Start of INFORMATION GIVEN

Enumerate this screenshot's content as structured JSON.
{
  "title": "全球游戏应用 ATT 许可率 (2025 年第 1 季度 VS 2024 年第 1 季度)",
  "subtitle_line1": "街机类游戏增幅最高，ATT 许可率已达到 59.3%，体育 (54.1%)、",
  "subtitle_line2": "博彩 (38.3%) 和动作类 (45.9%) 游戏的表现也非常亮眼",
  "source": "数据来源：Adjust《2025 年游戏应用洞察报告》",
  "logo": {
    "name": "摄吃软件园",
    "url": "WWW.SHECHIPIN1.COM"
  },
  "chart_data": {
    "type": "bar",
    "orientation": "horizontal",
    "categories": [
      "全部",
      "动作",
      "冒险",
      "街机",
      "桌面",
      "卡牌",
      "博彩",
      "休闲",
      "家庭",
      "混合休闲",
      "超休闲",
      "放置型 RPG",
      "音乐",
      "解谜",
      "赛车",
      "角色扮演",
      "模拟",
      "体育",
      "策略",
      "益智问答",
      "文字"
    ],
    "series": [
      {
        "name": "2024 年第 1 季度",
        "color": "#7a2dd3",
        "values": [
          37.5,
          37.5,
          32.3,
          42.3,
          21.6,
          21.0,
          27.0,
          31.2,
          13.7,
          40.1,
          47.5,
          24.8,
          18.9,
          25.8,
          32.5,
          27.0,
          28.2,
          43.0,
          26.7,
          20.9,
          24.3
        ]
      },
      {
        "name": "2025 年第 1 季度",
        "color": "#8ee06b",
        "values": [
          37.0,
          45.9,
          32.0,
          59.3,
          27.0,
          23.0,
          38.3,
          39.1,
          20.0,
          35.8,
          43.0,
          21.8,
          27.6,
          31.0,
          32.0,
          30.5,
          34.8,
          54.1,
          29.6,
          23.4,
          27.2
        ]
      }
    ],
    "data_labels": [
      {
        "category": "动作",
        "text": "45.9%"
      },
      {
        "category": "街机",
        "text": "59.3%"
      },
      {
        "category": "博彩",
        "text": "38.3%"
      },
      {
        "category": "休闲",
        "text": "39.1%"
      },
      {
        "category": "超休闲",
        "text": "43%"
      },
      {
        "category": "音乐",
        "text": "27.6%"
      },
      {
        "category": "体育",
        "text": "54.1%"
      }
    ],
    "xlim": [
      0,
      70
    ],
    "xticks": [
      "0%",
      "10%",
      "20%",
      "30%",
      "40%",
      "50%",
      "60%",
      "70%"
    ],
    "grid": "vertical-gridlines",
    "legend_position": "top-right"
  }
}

End of INFORMATION GIVEN

= PROBLEM TO WORK ON =
Retype every entry above, word for word.

= TASK OUTPUT =
Enumerate this screenshot's content as structured JSON.
{
  "title": "全球游戏应用 ATT 许可率 (2025 年第 1 季度 VS 2024 年第 1 季度)",
  "subtitle_line1": "街机类游戏增幅最高，ATT 许可率已达到 59.3%，体育 (54.1%)、",
  "subtitle_line2": "博彩 (38.3%) 和动作类 (45.9%) 游戏的表现也非常亮眼",
  "source": "数据来源：Adjust《2025 年游戏应用洞察报告》",
  "logo": {
    "name": "摄吃软件园",
    "url": "WWW.SHECHIPIN1.COM"
  },
  "chart_data": {
    "type": "bar",
    "orientation": "horizontal",
    "categories": [
      "全部",
      "动作",
      "冒险",
      "街机",
      "桌面",
      "卡牌",
      "博彩",
      "休闲",
      "家庭",
      "混合休闲",
      "超休闲",
      "放置型 RPG",
      "音乐",
      "解谜",
      "赛车",
      "角色扮演",
      "模拟",
      "体育",
      "策略",
      "益智问答",
      "文字"
    ],
    "series": [
      {
        "name": "2024 年第 1 季度",
        "color": "#7a2dd3",
        "values": [
          37.5,
          37.5,
          32.3,
          42.3,
          21.6,
          21.0,
          27.0,
          31.2,
          13.7,
          40.1,
          47.5,
          24.8,
          18.9,
          25.8,
          32.5,
          27.0,
          28.2,
          43.0,
          26.7,
          20.9,
          24.3
        ]
      },
      {
        "name": "2025 年第 1 季度",
        "color": "#8ee06b",
        "values": [
          37.0,
          45.9,
          32.0,
          59.3,
          27.0,
          23.0,
          38.3,
          39.1,
          20.0,
          35.8,
          43.0,
          21.8,
          27.6,
          31.0,
          32.0,
          30.5,
          34.8,
          54.1,
          29.6,
          23.4,
          27.2
        ]
      }
    ],
    "data_labels": [
      {
        "category": "动作",
        "text": "45.9%"
      },
      {
        "category": "街机",
        "text": "59.3%"
      },
      {
        "category": "博彩",
        "text": "38.3%"
      },
      {
        "category": "休闲",
        "text": "39.1%"
      },
      {
        "category": "超休闲",
        "text": "43%"
      },
      {
        "category": "音乐",
        "text": "27.6%"
      },
      {
        "category": "体育",
        "text": "54.1%"
      }
    ],
    "xlim": [
      0,
      70
    ],
    "xticks": [
      "0%",
      "10%",
      "20%",
      "30%",
      "40%",
      "50%",
      "60%",
      "70%"
    ],
    "grid": "vertical-gridlines",
    "legend_position": "top-right"
  }
}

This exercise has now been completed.